## GIVEN TASK:
Copy the data below exactly, omitting any picture it contains.
-=-=-=-=-
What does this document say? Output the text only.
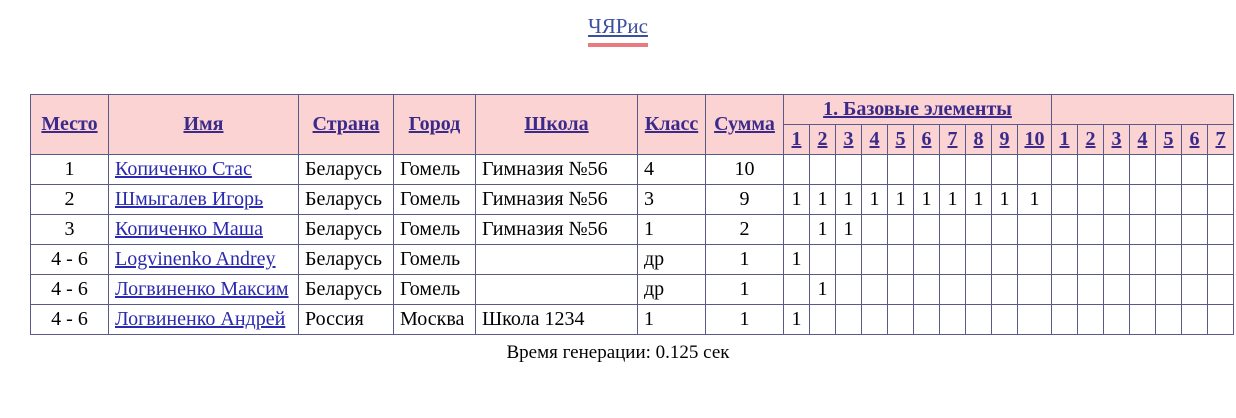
ЧЯРис
Место	Имя	Страна	Город	Школа	Класс	Сумма	1. Базовые элементы																
							1	2	3	4	5	6	7	8	9	10	1	2	3	4	5	6	7
1	Копиченко Стас	Беларусь	Гомель	Гимназия №56	4	10																	
2	Шмыгалев Игорь	Беларусь	Гомель	Гимназия №56	3	9	1	1	1	1	1	1	1	1	1	1							
3	Копиченко Маша	Беларусь	Гомель	Гимназия №56	1	2		1	1														
4 - 6	Logvinenko Andrey	Беларусь	Гомель		др	1	1																
4 - 6	Логвиненко Максим	Беларусь	Гомель		др	1		1															
4 - 6	Логвиненко Андрей	Россия	Москва	Школа 1234	1	1	1																
Время генерации: 0.125 сек
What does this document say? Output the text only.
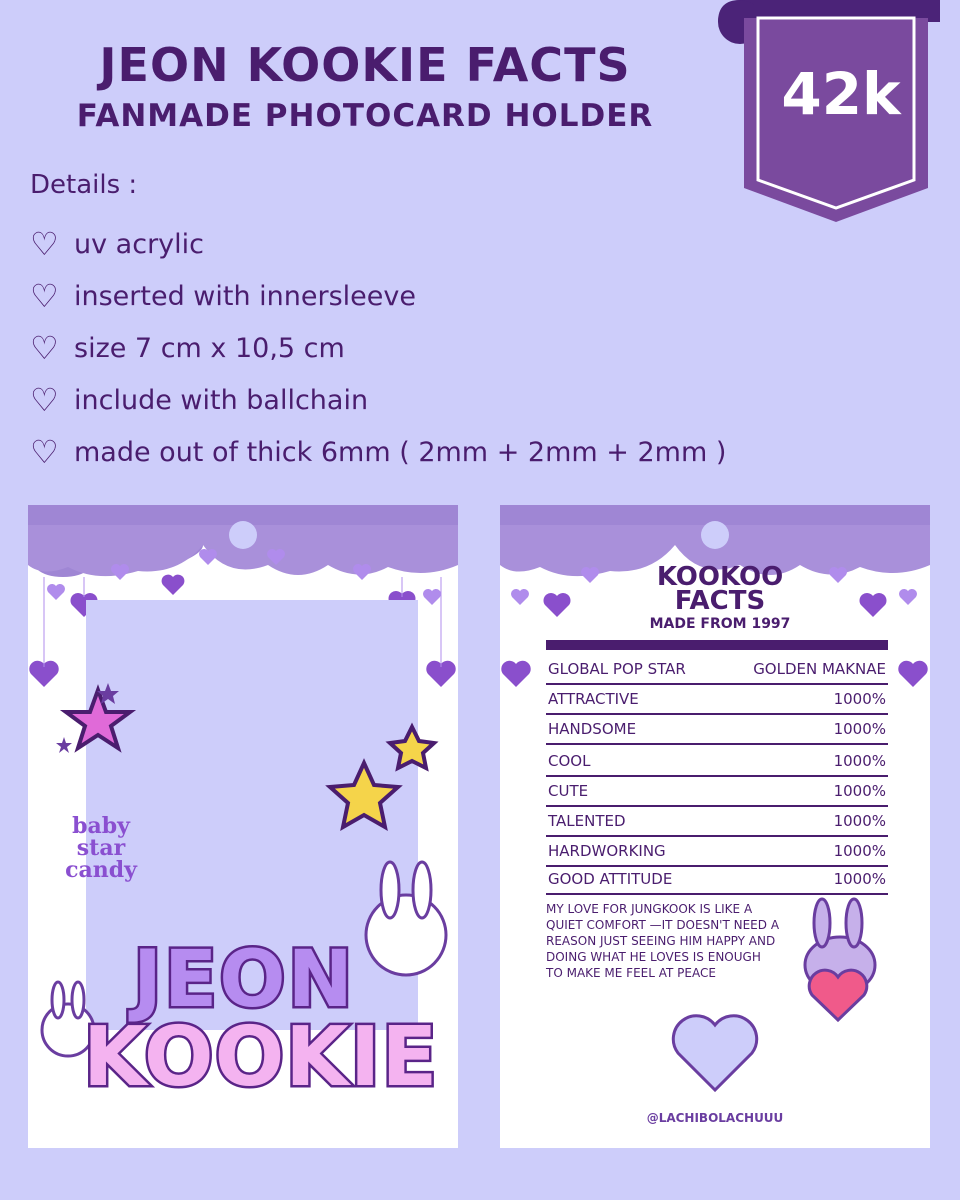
JEON KOOKIE FACTS
FANMADE PHOTOCARD HOLDER	42k
Details :
♡ uv acrylic
♡ inserted with innersleeve
♡ size 7 cm x 10,5 cm
♡ include with ballchain
♡ made out of thick 6mm ( 2mm + 2mm + 2mm )
baby
star
candy
JEON
KOOKIE
KOOKOO
FACTS
MADE FROM 1997
GLOBAL POP STAR	GOLDEN MAKNAE
ATTRACTIVE	1000%
HANDSOME	1000%
COOL	1000%
CUTE	1000%
TALENTED	1000%
HARDWORKING	1000%
GOOD ATTITUDE	1000%
MY LOVE FOR JUNGKOOK IS LIKE A QUIET COMFORT —IT DOESN'T NEED A REASON JUST SEEING HIM HAPPY AND DOING WHAT HE LOVES IS ENOUGH TO MAKE ME FEEL AT PEACE
@LACHIBOLACHUUU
-=-=-=-=-
## CORRECT RESPONSE:
What does this document say? Output the text only.
ЧЯРис
Место	Имя	Страна	Город	Школа	Класс	Сумма	1. Базовые элементы																
							1	2	3	4	5	6	7	8	9	10	1	2	3	4	5	6	7
1	Копиченко Стас	Беларусь	Гомель	Гимназия №56	4	10																	
2	Шмыгалев Игорь	Беларусь	Гомель	Гимназия №56	3	9	1	1	1	1	1	1	1	1	1	1							
3	Копиченко Маша	Беларусь	Гомель	Гимназия №56	1	2		1	1														
4 - 6	Logvinenko Andrey	Беларусь	Гомель		др	1	1																
4 - 6	Логвиненко Максим	Беларусь	Гомель		др	1		1															
4 - 6	Логвиненко Андрей	Россия	Москва	Школа 1234	1	1	1																
Время генерации: 0.125 сек
What does this document say? Output the text only.
JEON KOOKIE FACTS
FANMADE PHOTOCARD HOLDER	42k
Details :
♡ uv acrylic
♡ inserted with innersleeve
♡ size 7 cm x 10,5 cm
♡ include with ballchain
♡ made out of thick 6mm ( 2mm + 2mm + 2mm )
baby
star
candy
JEON
KOOKIE
KOOKOO
FACTS
MADE FROM 1997
GLOBAL POP STAR	GOLDEN MAKNAE
ATTRACTIVE	1000%
HANDSOME	1000%
COOL	1000%
CUTE	1000%
TALENTED	1000%
HARDWORKING	1000%
GOOD ATTITUDE	1000%
MY LOVE FOR JUNGKOOK IS LIKE A QUIET COMFORT —IT DOESN'T NEED A REASON JUST SEEING HIM HAPPY AND DOING WHAT HE LOVES IS ENOUGH TO MAKE ME FEEL AT PEACE
@LACHIBOLACHUUU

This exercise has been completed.